■ Given instruction: All of the data below should be written out exactly.

— start Extracted information —

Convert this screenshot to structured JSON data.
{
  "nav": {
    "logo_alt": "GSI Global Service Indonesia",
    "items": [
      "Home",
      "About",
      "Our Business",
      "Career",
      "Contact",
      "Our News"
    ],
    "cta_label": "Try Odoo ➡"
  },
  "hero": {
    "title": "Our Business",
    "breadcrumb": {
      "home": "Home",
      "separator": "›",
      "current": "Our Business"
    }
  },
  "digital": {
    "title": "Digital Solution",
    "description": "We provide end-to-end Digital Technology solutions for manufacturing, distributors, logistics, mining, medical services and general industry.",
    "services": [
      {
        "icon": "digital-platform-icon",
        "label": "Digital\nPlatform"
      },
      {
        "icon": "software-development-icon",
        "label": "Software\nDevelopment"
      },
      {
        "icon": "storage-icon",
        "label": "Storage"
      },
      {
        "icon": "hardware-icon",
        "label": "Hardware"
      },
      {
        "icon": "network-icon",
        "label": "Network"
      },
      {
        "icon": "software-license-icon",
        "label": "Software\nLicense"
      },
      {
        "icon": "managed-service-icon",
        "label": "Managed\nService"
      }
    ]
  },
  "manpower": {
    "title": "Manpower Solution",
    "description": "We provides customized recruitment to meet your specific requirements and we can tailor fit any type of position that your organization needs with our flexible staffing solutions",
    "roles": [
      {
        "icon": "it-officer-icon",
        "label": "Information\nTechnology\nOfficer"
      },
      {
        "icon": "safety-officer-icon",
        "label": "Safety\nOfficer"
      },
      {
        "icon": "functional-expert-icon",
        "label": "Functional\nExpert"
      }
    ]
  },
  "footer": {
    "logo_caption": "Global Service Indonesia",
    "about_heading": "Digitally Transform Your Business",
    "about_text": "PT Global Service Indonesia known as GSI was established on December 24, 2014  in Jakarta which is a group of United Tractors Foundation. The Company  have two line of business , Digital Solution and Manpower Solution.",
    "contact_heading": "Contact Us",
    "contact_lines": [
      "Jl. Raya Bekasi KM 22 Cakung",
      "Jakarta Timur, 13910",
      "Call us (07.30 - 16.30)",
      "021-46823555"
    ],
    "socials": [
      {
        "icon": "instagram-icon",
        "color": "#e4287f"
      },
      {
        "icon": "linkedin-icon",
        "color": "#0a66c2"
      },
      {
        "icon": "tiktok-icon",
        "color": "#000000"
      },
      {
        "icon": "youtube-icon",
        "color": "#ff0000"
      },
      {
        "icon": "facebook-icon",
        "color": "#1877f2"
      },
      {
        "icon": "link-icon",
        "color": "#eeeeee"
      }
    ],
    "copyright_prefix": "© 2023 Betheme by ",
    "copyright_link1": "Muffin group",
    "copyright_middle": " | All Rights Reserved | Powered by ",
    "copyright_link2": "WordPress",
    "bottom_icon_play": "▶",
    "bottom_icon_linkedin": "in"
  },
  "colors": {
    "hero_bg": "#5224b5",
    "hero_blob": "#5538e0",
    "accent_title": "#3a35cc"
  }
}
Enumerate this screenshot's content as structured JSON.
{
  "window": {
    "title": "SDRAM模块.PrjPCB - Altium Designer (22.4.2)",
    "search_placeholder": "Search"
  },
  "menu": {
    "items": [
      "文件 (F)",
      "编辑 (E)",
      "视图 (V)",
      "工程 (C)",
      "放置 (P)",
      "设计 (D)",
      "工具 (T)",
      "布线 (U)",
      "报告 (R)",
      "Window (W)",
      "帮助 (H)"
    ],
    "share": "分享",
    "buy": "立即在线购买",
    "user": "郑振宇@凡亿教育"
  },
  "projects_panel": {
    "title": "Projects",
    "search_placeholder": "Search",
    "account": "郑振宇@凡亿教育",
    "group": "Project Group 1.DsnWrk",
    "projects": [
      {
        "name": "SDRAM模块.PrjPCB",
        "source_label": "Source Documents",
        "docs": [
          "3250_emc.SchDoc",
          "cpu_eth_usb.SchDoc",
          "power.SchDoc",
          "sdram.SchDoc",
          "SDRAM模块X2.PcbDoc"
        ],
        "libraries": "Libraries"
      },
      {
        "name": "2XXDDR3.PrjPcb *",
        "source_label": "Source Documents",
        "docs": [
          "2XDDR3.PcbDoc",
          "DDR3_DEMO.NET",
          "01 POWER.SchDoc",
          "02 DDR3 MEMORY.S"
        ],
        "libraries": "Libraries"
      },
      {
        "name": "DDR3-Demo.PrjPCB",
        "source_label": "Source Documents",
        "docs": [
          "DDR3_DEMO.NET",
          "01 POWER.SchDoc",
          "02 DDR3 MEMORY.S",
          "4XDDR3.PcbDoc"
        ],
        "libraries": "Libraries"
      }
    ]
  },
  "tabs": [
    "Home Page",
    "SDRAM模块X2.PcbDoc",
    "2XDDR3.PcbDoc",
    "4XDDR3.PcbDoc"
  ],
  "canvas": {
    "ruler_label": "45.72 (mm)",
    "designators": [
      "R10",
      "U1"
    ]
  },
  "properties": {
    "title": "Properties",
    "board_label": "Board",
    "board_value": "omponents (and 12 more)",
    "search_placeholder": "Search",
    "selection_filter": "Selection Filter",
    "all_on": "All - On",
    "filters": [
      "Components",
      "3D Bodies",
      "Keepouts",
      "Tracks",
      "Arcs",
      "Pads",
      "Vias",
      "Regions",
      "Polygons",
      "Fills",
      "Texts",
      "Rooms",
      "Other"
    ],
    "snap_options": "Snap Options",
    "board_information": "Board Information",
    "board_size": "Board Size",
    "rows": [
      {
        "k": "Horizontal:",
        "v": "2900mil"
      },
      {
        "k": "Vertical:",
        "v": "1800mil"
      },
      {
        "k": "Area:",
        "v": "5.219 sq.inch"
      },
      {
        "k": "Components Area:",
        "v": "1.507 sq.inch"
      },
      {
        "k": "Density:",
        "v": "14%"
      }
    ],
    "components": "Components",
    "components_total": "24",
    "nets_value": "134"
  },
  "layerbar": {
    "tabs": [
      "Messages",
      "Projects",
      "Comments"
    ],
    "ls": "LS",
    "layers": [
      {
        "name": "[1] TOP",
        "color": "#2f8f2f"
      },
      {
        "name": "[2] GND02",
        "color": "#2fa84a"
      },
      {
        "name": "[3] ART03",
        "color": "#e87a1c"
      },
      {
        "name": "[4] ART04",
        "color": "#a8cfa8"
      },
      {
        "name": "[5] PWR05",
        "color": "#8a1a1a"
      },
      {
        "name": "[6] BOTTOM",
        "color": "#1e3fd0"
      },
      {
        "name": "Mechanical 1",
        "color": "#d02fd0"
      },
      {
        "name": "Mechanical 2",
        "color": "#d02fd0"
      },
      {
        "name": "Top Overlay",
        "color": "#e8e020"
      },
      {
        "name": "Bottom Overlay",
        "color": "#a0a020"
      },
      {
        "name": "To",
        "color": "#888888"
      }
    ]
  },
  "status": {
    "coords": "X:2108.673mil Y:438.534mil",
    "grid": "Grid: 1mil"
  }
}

— end Extracted information —

■ The answer:
Convert this screenshot to structured JSON data.
{
  "nav": {
    "logo_alt": "GSI Global Service Indonesia",
    "items": [
      "Home",
      "About",
      "Our Business",
      "Career",
      "Contact",
      "Our News"
    ],
    "cta_label": "Try Odoo ➡"
  },
  "hero": {
    "title": "Our Business",
    "breadcrumb": {
      "home": "Home",
      "separator": "›",
      "current": "Our Business"
    }
  },
  "digital": {
    "title": "Digital Solution",
    "description": "We provide end-to-end Digital Technology solutions for manufacturing, distributors, logistics, mining, medical services and general industry.",
    "services": [
      {
        "icon": "digital-platform-icon",
        "label": "Digital\nPlatform"
      },
      {
        "icon": "software-development-icon",
        "label": "Software\nDevelopment"
      },
      {
        "icon": "storage-icon",
        "label": "Storage"
      },
      {
        "icon": "hardware-icon",
        "label": "Hardware"
      },
      {
        "icon": "network-icon",
        "label": "Network"
      },
      {
        "icon": "software-license-icon",
        "label": "Software\nLicense"
      },
      {
        "icon": "managed-service-icon",
        "label": "Managed\nService"
      }
    ]
  },
  "manpower": {
    "title": "Manpower Solution",
    "description": "We provides customized recruitment to meet your specific requirements and we can tailor fit any type of position that your organization needs with our flexible staffing solutions",
    "roles": [
      {
        "icon": "it-officer-icon",
        "label": "Information\nTechnology\nOfficer"
      },
      {
        "icon": "safety-officer-icon",
        "label": "Safety\nOfficer"
      },
      {
        "icon": "functional-expert-icon",
        "label": "Functional\nExpert"
      }
    ]
  },
  "footer": {
    "logo_caption": "Global Service Indonesia",
    "about_heading": "Digitally Transform Your Business",
    "about_text": "PT Global Service Indonesia known as GSI was established on December 24, 2014  in Jakarta which is a group of United Tractors Foundation. The Company  have two line of business , Digital Solution and Manpower Solution.",
    "contact_heading": "Contact Us",
    "contact_lines": [
      "Jl. Raya Bekasi KM 22 Cakung",
      "Jakarta Timur, 13910",
      "Call us (07.30 - 16.30)",
      "021-46823555"
    ],
    "socials": [
      {
        "icon": "instagram-icon",
        "color": "#e4287f"
      },
      {
        "icon": "linkedin-icon",
        "color": "#0a66c2"
      },
      {
        "icon": "tiktok-icon",
        "color": "#000000"
      },
      {
        "icon": "youtube-icon",
        "color": "#ff0000"
      },
      {
        "icon": "facebook-icon",
        "color": "#1877f2"
      },
      {
        "icon": "link-icon",
        "color": "#eeeeee"
      }
    ],
    "copyright_prefix": "© 2023 Betheme by ",
    "copyright_link1": "Muffin group",
    "copyright_middle": " | All Rights Reserved | Powered by ",
    "copyright_link2": "WordPress",
    "bottom_icon_play": "▶",
    "bottom_icon_linkedin": "in"
  },
  "colors": {
    "hero_bg": "#5224b5",
    "hero_blob": "#5538e0",
    "accent_title": "#3a35cc"
  }
}
Enumerate this screenshot's content as structured JSON.
{
  "window": {
    "title": "SDRAM模块.PrjPCB - Altium Designer (22.4.2)",
    "search_placeholder": "Search"
  },
  "menu": {
    "items": [
      "文件 (F)",
      "编辑 (E)",
      "视图 (V)",
      "工程 (C)",
      "放置 (P)",
      "设计 (D)",
      "工具 (T)",
      "布线 (U)",
      "报告 (R)",
      "Window (W)",
      "帮助 (H)"
    ],
    "share": "分享",
    "buy": "立即在线购买",
    "user": "郑振宇@凡亿教育"
  },
  "projects_panel": {
    "title": "Projects",
    "search_placeholder": "Search",
    "account": "郑振宇@凡亿教育",
    "group": "Project Group 1.DsnWrk",
    "projects": [
      {
        "name": "SDRAM模块.PrjPCB",
        "source_label": "Source Documents",
        "docs": [
          "3250_emc.SchDoc",
          "cpu_eth_usb.SchDoc",
          "power.SchDoc",
          "sdram.SchDoc",
          "SDRAM模块X2.PcbDoc"
        ],
        "libraries": "Libraries"
      },
      {
        "name": "2XXDDR3.PrjPcb *",
        "source_label": "Source Documents",
        "docs": [
          "2XDDR3.PcbDoc",
          "DDR3_DEMO.NET",
          "01 POWER.SchDoc",
          "02 DDR3 MEMORY.S"
        ],
        "libraries": "Libraries"
      },
      {
        "name": "DDR3-Demo.PrjPCB",
        "source_label": "Source Documents",
        "docs": [
          "DDR3_DEMO.NET",
          "01 POWER.SchDoc",
          "02 DDR3 MEMORY.S",
          "4XDDR3.PcbDoc"
        ],
        "libraries": "Libraries"
      }
    ]
  },
  "tabs": [
    "Home Page",
    "SDRAM模块X2.PcbDoc",
    "2XDDR3.PcbDoc",
    "4XDDR3.PcbDoc"
  ],
  "canvas": {
    "ruler_label": "45.72 (mm)",
    "designators": [
      "R10",
      "U1"
    ]
  },
  "properties": {
    "title": "Properties",
    "board_label": "Board",
    "board_value": "omponents (and 12 more)",
    "search_placeholder": "Search",
    "selection_filter": "Selection Filter",
    "all_on": "All - On",
    "filters": [
      "Components",
      "3D Bodies",
      "Keepouts",
      "Tracks",
      "Arcs",
      "Pads",
      "Vias",
      "Regions",
      "Polygons",
      "Fills",
      "Texts",
      "Rooms",
      "Other"
    ],
    "snap_options": "Snap Options",
    "board_information": "Board Information",
    "board_size": "Board Size",
    "rows": [
      {
        "k": "Horizontal:",
        "v": "2900mil"
      },
      {
        "k": "Vertical:",
        "v": "1800mil"
      },
      {
        "k": "Area:",
        "v": "5.219 sq.inch"
      },
      {
        "k": "Components Area:",
        "v": "1.507 sq.inch"
      },
      {
        "k": "Density:",
        "v": "14%"
      }
    ],
    "components": "Components",
    "components_total": "24",
    "nets_value": "134"
  },
  "layerbar": {
    "tabs": [
      "Messages",
      "Projects",
      "Comments"
    ],
    "ls": "LS",
    "layers": [
      {
        "name": "[1] TOP",
        "color": "#2f8f2f"
      },
      {
        "name": "[2] GND02",
        "color": "#2fa84a"
      },
      {
        "name": "[3] ART03",
        "color": "#e87a1c"
      },
      {
        "name": "[4] ART04",
        "color": "#a8cfa8"
      },
      {
        "name": "[5] PWR05",
        "color": "#8a1a1a"
      },
      {
        "name": "[6] BOTTOM",
        "color": "#1e3fd0"
      },
      {
        "name": "Mechanical 1",
        "color": "#d02fd0"
      },
      {
        "name": "Mechanical 2",
        "color": "#d02fd0"
      },
      {
        "name": "Top Overlay",
        "color": "#e8e020"
      },
      {
        "name": "Bottom Overlay",
        "color": "#a0a020"
      },
      {
        "name": "To",
        "color": "#888888"
      }
    ]
  },
  "status": {
    "coords": "X:2108.673mil Y:438.534mil",
    "grid": "Grid: 1mil"
  }
}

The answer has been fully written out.